> [Requirements]: Some lines in the records below may hold the word "caption"; give the number of those lines and nothing else.

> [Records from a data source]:
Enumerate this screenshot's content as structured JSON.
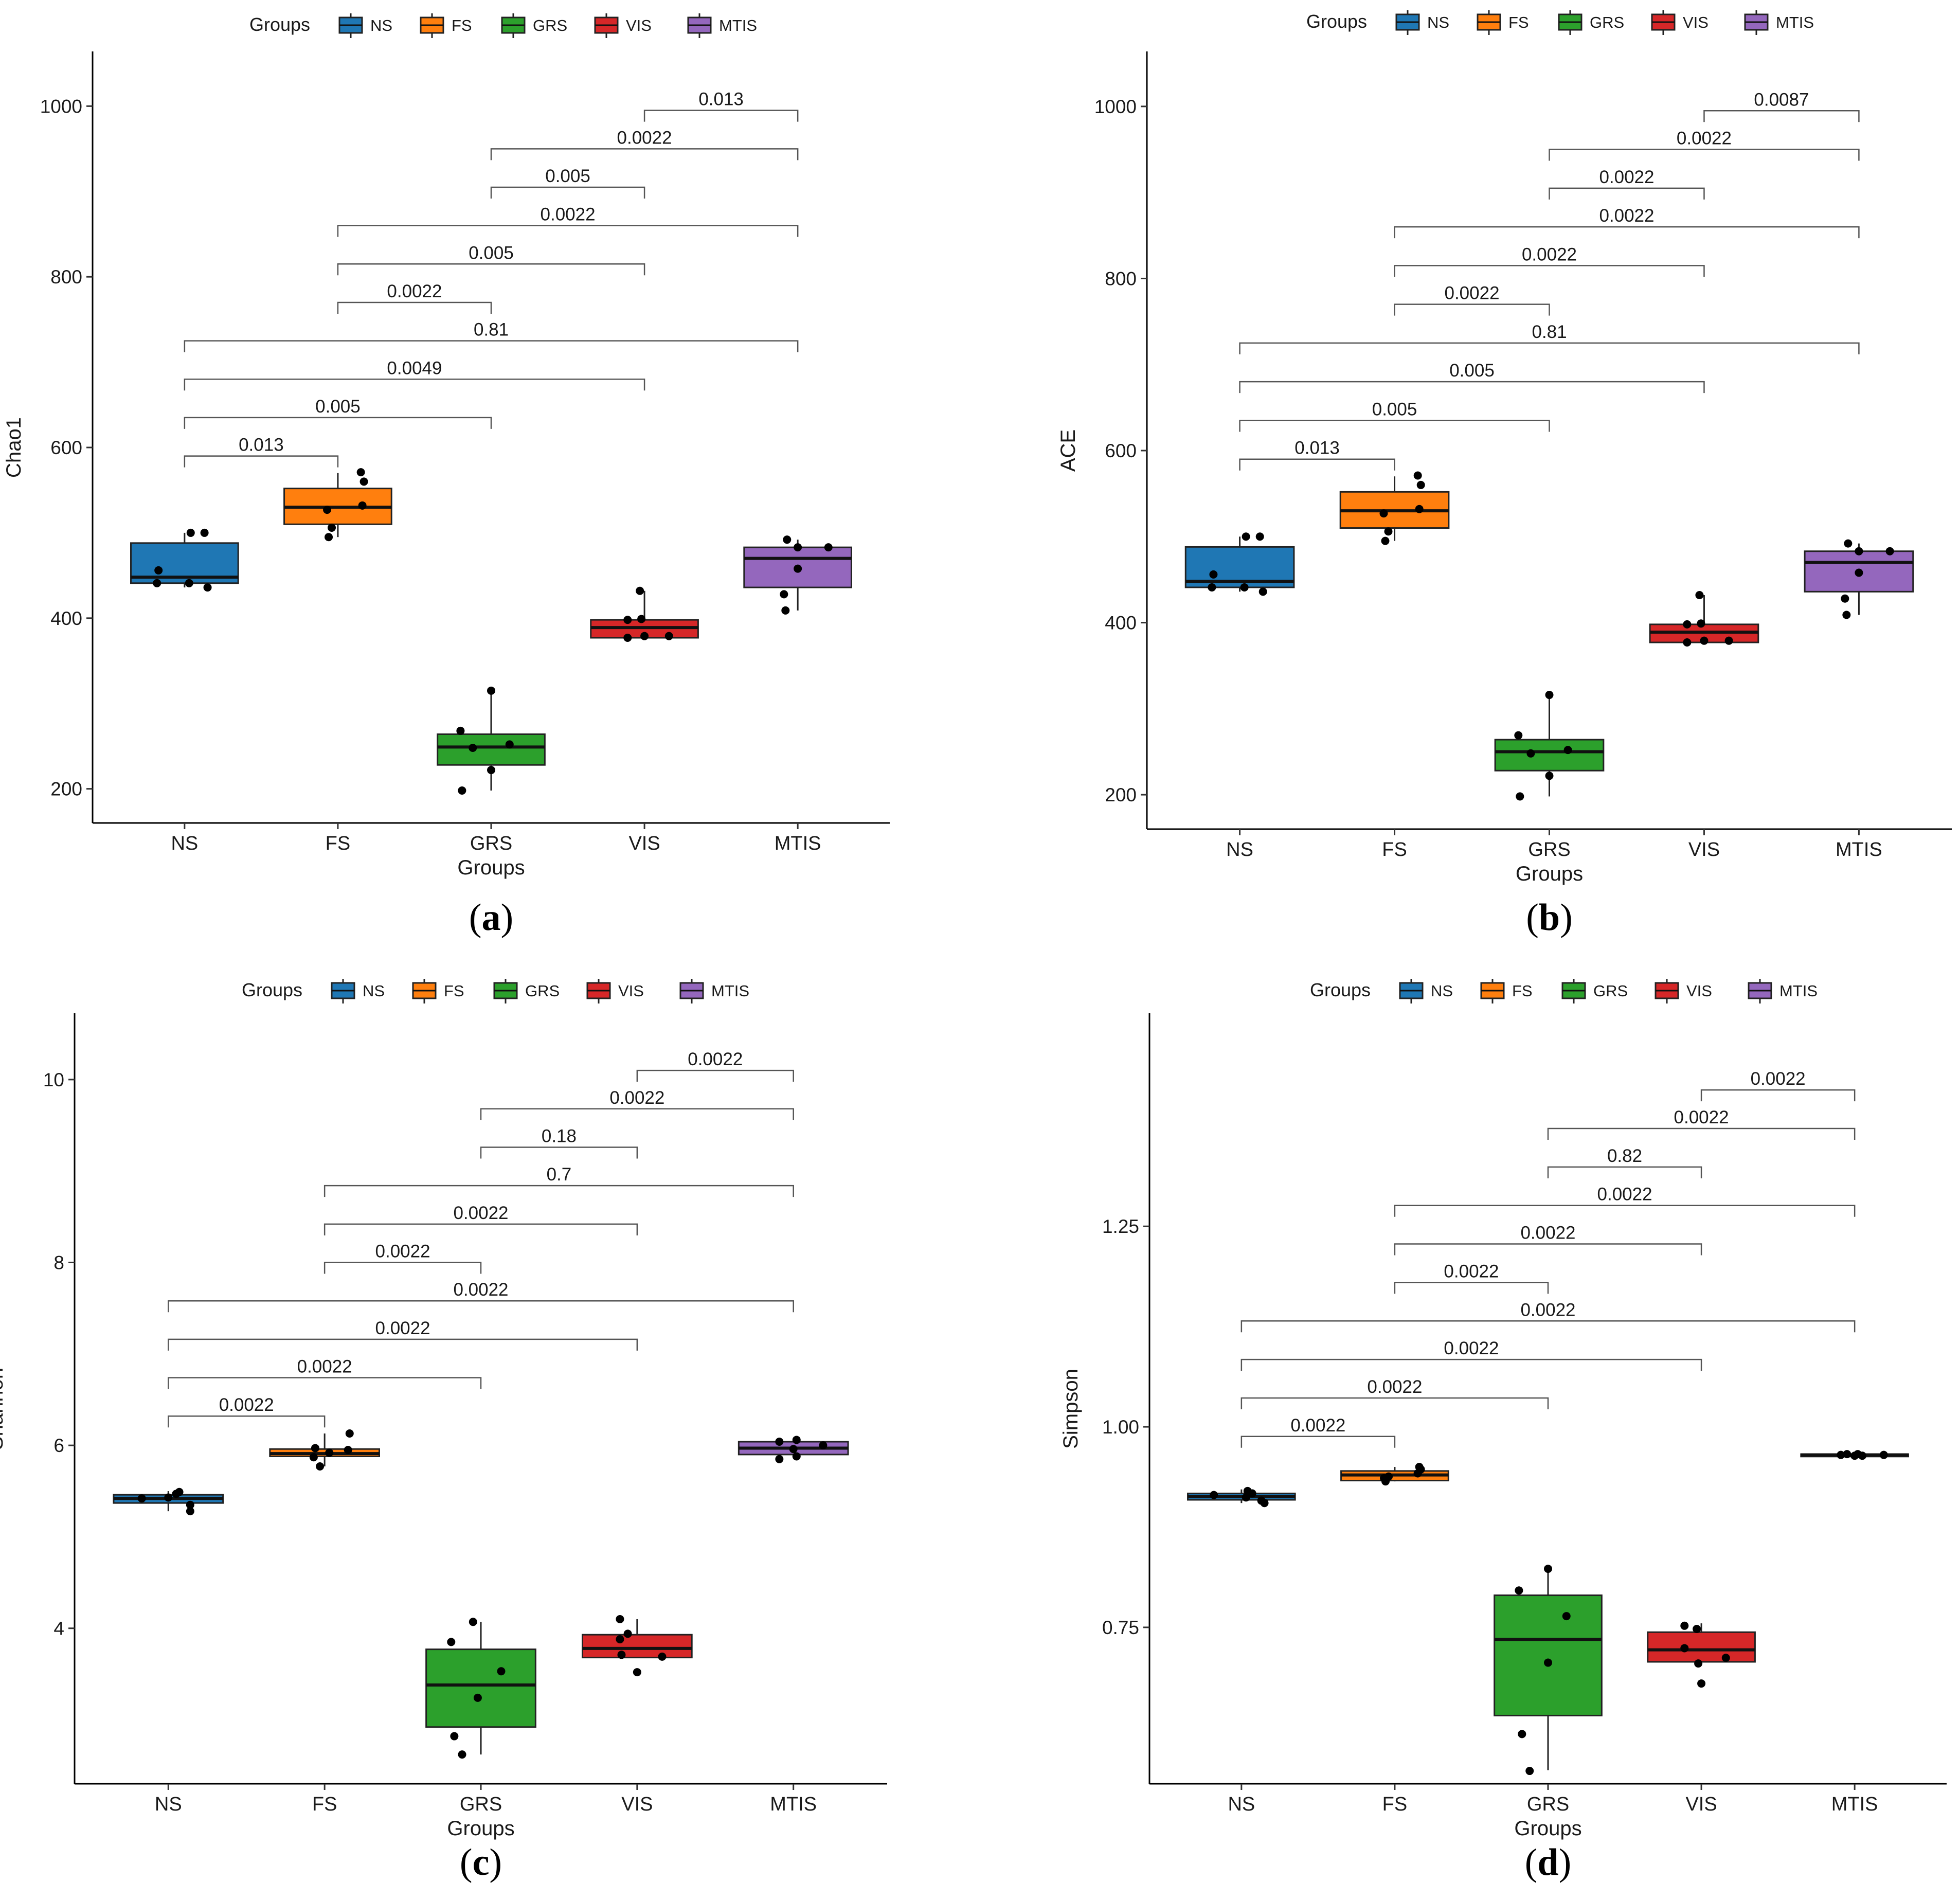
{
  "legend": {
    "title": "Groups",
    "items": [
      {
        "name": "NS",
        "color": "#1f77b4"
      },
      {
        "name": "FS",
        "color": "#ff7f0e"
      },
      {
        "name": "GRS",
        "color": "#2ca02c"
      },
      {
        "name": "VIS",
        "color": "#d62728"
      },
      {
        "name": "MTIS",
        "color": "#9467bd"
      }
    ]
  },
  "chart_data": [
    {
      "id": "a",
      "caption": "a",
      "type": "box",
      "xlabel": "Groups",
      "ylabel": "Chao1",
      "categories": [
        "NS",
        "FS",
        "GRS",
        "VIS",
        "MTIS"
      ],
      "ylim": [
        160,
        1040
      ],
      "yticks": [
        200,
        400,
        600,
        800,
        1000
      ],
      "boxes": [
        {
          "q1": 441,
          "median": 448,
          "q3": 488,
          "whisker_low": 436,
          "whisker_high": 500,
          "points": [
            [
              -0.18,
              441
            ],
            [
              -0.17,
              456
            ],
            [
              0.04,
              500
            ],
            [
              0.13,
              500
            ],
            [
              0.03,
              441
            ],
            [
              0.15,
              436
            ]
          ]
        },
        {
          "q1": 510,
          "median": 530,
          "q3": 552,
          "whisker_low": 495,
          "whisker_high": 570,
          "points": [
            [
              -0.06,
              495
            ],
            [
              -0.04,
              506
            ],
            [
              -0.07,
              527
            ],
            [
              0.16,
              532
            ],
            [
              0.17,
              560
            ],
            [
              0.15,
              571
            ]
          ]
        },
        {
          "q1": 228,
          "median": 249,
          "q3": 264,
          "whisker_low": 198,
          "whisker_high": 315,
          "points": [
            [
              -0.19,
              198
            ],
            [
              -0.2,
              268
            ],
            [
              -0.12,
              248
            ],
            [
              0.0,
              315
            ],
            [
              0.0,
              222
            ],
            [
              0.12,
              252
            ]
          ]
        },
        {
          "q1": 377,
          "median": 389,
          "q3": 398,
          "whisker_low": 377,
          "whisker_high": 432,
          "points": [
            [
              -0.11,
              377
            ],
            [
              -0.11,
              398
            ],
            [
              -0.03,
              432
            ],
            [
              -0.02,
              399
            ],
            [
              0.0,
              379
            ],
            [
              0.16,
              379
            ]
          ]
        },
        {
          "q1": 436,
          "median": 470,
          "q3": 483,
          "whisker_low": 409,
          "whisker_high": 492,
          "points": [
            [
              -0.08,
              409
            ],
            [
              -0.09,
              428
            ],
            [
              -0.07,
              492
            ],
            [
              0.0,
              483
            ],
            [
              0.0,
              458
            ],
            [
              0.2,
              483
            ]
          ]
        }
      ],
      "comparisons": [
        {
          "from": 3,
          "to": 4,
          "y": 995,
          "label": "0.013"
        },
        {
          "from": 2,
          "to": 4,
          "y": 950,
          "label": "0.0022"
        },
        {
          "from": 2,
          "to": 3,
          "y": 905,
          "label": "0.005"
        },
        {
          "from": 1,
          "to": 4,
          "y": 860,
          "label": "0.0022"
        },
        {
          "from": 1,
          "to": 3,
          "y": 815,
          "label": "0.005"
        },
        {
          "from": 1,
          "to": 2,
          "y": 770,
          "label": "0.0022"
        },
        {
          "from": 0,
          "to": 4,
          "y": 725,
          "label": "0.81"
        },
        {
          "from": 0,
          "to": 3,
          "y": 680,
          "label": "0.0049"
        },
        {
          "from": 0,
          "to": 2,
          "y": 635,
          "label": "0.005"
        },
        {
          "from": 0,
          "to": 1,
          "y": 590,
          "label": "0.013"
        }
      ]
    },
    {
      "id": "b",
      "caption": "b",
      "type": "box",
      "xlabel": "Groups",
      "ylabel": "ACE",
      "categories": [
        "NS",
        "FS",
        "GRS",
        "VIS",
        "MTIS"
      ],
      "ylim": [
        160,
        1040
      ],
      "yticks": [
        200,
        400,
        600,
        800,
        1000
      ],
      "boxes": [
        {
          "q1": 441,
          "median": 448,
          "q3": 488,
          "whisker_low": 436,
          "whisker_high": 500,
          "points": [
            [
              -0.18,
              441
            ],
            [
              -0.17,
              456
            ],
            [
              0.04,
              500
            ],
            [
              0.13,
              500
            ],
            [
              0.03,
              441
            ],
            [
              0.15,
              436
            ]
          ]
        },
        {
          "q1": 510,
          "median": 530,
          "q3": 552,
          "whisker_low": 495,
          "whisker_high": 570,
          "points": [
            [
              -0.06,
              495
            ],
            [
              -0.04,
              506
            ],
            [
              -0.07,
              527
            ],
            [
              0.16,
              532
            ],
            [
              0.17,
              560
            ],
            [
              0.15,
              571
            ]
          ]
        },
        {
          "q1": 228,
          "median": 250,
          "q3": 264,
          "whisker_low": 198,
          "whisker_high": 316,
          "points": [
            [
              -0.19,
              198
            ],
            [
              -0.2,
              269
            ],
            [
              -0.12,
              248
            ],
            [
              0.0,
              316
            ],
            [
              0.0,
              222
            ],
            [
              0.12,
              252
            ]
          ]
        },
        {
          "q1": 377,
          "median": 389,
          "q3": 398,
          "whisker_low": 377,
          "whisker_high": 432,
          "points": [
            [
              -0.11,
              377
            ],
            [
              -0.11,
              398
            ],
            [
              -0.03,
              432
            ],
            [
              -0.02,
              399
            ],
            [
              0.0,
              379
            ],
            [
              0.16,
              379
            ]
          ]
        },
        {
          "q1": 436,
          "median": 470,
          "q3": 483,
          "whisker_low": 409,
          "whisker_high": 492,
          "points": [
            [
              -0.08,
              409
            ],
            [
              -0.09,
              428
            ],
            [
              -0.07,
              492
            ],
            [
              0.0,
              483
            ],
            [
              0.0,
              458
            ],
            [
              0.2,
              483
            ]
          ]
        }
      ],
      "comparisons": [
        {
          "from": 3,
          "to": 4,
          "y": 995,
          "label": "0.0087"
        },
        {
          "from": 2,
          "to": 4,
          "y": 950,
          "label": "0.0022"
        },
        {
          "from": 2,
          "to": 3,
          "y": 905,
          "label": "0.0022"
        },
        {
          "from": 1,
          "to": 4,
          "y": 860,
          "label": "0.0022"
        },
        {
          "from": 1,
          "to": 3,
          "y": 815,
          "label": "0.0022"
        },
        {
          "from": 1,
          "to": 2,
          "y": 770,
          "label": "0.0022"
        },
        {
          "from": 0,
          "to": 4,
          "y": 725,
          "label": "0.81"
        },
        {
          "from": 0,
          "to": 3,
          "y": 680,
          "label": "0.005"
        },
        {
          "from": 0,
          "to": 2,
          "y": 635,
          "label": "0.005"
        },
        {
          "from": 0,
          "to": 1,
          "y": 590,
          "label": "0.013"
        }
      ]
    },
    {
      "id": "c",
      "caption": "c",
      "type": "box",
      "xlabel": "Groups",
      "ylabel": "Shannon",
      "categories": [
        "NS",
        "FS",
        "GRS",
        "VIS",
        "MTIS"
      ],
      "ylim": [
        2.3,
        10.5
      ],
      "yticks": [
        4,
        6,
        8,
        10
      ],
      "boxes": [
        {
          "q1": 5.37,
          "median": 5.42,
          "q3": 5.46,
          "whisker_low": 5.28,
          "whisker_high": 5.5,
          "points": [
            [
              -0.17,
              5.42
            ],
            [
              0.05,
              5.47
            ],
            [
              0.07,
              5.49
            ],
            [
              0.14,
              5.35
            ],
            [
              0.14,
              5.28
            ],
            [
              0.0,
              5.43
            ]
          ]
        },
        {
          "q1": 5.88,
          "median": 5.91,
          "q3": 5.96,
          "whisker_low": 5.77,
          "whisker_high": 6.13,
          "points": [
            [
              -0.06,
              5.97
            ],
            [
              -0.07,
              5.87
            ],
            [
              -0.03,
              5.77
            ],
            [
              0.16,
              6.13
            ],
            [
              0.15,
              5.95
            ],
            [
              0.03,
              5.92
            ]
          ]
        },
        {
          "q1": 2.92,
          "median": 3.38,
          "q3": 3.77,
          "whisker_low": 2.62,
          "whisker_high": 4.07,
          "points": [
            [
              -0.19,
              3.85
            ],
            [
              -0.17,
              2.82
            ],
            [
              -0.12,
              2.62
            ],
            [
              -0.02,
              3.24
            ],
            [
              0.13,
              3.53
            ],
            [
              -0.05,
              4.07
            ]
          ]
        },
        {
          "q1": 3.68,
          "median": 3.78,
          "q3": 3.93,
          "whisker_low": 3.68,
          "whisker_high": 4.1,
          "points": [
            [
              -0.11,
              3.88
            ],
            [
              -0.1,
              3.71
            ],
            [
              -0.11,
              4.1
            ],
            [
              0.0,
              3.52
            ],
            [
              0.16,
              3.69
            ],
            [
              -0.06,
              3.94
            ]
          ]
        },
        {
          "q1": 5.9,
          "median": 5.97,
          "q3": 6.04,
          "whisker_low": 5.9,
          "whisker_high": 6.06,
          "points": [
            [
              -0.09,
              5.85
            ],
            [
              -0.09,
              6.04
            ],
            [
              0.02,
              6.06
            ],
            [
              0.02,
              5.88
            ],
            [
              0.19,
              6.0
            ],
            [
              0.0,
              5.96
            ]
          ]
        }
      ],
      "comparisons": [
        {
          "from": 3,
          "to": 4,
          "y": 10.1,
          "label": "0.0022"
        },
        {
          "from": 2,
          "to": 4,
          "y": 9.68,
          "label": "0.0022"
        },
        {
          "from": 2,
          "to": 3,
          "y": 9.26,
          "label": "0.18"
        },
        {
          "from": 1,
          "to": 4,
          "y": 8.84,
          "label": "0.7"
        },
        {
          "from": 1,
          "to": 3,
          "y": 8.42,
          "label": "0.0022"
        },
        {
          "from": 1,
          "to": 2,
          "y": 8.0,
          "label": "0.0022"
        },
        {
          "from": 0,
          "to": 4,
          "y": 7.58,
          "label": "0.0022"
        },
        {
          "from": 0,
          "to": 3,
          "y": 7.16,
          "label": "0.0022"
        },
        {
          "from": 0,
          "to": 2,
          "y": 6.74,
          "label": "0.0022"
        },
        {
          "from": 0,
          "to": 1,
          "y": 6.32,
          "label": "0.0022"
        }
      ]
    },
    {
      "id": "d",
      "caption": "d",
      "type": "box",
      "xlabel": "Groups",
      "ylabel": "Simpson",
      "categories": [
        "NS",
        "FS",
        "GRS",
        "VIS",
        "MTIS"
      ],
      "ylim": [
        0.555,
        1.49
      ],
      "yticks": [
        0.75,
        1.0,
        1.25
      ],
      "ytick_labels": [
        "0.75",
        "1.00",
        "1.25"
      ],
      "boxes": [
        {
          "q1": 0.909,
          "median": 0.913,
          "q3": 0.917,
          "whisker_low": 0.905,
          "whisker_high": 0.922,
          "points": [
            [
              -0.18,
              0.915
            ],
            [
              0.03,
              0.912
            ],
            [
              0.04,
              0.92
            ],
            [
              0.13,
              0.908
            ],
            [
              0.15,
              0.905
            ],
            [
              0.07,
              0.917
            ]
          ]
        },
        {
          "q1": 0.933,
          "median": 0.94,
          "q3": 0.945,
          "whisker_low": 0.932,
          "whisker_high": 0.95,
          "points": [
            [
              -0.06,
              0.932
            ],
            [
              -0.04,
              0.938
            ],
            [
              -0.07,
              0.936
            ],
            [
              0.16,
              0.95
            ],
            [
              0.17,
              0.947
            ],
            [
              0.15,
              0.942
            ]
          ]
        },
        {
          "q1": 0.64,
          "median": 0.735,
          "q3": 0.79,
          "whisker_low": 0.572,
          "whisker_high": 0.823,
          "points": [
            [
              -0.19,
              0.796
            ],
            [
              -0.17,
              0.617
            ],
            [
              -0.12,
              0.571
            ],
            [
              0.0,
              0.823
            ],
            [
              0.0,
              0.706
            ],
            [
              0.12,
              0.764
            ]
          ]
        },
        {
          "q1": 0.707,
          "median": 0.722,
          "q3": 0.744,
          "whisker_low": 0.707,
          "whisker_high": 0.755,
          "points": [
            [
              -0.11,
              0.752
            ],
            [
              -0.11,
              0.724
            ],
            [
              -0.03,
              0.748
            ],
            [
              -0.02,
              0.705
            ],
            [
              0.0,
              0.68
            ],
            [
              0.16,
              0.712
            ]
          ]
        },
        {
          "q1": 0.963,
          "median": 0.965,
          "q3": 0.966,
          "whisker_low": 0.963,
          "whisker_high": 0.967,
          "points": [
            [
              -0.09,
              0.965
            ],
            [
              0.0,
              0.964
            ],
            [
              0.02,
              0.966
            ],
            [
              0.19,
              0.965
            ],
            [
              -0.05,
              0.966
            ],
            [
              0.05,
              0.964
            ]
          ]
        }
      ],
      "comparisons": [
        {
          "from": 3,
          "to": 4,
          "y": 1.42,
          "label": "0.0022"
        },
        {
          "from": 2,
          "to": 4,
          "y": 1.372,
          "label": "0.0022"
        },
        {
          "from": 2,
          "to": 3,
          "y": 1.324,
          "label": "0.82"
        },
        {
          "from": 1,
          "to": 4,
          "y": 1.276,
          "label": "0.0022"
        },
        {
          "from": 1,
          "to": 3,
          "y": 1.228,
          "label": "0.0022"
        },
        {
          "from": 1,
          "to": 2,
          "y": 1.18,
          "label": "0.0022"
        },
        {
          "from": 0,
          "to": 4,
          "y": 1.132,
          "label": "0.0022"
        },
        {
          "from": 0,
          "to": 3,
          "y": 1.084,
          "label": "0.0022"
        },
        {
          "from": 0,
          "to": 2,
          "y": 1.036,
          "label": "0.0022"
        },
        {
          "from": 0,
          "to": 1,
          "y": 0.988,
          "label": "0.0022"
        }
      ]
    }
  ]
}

...

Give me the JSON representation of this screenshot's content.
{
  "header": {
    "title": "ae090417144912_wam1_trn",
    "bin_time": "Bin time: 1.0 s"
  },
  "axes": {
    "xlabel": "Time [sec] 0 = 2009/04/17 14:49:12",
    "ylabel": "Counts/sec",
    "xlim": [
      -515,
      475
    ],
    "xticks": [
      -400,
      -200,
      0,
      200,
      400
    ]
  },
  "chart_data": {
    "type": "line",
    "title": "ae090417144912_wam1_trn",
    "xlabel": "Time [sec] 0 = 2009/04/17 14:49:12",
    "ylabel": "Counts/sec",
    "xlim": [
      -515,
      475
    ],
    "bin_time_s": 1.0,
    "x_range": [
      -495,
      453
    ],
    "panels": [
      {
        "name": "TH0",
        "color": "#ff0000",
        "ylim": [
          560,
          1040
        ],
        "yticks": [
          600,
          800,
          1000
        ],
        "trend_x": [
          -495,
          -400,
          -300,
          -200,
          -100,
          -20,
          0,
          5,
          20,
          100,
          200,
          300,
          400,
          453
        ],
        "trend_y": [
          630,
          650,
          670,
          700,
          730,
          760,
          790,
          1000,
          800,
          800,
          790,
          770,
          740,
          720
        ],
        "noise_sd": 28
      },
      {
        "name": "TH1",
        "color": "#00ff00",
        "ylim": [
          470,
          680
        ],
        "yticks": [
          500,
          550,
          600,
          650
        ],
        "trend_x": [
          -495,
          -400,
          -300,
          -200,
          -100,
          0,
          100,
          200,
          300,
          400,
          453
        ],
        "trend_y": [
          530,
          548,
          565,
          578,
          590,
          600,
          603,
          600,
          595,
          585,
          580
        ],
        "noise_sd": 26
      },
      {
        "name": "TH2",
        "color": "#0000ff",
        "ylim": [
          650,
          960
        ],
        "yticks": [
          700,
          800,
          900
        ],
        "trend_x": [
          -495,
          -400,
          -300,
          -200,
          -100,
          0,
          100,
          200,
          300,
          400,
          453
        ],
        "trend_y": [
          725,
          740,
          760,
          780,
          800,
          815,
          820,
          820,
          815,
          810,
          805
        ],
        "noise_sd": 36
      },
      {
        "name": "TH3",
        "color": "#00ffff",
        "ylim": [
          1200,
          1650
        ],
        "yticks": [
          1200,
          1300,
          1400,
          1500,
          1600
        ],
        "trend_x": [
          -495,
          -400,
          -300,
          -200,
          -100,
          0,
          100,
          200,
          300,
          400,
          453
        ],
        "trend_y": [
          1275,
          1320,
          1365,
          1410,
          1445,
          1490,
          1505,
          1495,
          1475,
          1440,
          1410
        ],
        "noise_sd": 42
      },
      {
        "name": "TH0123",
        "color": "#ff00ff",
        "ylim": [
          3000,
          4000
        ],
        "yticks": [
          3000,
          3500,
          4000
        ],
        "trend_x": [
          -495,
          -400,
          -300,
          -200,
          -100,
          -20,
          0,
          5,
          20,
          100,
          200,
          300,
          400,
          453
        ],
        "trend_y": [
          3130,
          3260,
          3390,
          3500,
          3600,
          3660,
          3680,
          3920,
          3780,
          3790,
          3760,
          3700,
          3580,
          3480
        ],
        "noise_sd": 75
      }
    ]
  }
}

> [Solution to this problem]: 4